Work to be completed: Below are the records; locate each line with the word "INDUSTRIES" and copy it.

● ● ●

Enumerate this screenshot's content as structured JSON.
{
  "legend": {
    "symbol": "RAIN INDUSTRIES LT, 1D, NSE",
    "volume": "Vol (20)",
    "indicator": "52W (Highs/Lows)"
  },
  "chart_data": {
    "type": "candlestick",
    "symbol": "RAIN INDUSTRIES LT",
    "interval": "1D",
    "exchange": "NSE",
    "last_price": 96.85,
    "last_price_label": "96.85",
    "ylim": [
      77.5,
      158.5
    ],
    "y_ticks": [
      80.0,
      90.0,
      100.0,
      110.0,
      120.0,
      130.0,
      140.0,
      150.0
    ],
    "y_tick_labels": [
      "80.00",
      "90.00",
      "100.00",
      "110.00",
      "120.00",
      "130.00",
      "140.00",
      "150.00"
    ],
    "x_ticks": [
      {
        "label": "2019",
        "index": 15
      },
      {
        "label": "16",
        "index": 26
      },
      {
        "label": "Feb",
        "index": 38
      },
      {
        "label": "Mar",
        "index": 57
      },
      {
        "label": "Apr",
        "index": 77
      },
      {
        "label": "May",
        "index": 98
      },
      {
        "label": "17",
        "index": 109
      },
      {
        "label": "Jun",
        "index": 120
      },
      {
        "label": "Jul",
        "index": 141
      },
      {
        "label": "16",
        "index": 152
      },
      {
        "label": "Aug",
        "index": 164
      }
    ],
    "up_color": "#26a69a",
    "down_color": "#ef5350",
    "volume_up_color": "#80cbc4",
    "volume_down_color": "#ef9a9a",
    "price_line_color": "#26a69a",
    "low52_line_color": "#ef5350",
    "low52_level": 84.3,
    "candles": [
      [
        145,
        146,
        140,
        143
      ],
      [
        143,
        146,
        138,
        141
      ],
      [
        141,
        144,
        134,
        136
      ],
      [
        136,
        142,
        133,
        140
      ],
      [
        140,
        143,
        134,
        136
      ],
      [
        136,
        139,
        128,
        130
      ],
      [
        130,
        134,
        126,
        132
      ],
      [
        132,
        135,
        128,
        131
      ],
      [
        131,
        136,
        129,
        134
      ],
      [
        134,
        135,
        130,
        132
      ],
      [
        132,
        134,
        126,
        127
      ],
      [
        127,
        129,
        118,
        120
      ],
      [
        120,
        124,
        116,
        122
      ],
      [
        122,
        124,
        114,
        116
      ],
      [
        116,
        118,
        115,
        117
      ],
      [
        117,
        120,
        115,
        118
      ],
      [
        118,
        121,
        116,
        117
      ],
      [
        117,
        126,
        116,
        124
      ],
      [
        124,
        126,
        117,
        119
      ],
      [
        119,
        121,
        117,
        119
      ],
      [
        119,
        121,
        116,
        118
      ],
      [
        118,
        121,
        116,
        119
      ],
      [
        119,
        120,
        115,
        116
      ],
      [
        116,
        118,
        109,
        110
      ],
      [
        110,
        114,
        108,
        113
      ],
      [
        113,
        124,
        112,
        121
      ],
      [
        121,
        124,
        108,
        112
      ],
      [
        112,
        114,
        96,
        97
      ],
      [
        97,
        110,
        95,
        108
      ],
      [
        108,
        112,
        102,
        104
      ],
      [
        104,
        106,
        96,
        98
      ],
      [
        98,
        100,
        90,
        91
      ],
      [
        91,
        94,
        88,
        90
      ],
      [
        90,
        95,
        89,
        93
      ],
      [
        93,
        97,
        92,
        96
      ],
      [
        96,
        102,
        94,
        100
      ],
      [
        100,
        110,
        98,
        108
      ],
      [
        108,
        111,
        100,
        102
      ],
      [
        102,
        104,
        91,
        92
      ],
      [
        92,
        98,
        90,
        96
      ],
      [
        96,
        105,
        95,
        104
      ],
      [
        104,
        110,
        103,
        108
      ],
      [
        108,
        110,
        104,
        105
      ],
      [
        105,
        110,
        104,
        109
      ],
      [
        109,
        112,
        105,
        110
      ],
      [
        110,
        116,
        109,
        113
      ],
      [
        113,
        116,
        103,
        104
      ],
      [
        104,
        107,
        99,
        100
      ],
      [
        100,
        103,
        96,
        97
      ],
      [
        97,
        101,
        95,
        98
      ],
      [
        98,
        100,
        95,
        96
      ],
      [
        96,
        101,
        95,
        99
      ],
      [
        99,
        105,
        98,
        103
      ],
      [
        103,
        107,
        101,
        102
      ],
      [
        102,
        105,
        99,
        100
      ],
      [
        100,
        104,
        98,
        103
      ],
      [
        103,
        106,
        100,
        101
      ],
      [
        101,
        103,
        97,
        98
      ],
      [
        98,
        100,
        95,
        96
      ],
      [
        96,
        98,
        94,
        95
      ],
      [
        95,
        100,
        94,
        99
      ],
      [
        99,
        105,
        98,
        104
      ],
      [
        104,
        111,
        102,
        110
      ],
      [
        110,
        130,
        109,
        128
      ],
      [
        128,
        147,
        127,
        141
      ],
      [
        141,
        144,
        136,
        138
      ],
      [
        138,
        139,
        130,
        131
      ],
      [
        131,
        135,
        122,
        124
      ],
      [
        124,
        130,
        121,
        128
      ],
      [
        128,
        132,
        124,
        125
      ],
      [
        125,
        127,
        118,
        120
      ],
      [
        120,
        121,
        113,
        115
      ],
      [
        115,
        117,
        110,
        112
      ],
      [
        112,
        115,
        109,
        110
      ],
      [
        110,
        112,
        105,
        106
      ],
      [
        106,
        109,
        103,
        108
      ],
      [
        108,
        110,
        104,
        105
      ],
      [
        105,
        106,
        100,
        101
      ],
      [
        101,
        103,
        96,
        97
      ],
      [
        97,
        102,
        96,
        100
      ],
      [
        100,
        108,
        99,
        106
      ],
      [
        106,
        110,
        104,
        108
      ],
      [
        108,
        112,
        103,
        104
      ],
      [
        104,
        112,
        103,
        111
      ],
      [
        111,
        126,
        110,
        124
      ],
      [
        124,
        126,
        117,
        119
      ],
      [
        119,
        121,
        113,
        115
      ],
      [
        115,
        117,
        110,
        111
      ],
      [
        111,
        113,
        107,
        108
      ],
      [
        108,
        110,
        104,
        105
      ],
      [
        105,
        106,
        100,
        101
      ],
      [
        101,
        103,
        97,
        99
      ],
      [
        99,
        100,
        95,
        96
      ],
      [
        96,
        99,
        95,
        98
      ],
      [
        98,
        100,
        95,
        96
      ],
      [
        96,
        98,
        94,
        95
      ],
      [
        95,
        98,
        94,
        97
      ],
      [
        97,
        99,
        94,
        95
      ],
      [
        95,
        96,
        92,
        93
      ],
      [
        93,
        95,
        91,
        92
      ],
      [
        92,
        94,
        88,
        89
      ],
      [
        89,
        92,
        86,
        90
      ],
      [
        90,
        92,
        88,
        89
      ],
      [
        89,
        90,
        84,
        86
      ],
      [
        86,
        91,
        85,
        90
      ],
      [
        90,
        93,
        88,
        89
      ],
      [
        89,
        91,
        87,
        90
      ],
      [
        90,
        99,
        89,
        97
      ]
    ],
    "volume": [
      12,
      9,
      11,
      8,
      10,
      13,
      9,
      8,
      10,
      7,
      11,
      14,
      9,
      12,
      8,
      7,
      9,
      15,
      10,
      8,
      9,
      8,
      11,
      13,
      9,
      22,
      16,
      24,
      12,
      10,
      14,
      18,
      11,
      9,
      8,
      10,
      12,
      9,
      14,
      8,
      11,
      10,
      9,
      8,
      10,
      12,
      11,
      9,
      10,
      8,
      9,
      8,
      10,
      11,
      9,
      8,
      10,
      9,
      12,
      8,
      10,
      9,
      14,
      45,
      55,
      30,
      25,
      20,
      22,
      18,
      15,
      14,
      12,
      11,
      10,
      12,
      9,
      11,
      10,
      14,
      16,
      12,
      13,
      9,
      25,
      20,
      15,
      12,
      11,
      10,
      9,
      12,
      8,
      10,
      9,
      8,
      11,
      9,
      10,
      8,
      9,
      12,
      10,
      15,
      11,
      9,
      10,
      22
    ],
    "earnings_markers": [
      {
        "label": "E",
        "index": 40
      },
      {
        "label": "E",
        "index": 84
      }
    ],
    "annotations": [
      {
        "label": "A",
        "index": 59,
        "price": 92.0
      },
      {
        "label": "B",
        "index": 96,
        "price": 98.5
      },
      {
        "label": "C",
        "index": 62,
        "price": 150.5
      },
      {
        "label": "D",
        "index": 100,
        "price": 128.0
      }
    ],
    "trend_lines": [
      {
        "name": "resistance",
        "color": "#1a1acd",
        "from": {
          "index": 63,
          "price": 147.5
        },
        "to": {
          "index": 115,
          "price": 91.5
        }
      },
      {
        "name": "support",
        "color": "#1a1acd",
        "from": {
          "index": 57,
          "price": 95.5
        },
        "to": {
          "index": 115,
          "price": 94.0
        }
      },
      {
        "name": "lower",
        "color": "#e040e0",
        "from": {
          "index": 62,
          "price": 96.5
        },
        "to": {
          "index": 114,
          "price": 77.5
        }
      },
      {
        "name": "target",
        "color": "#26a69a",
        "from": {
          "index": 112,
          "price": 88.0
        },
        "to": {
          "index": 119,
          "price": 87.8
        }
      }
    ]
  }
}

● ● ●

Full answer:
    "symbol": "RAIN INDUSTRIES LT, 1D, NSE",
    "symbol": "RAIN INDUSTRIES LT",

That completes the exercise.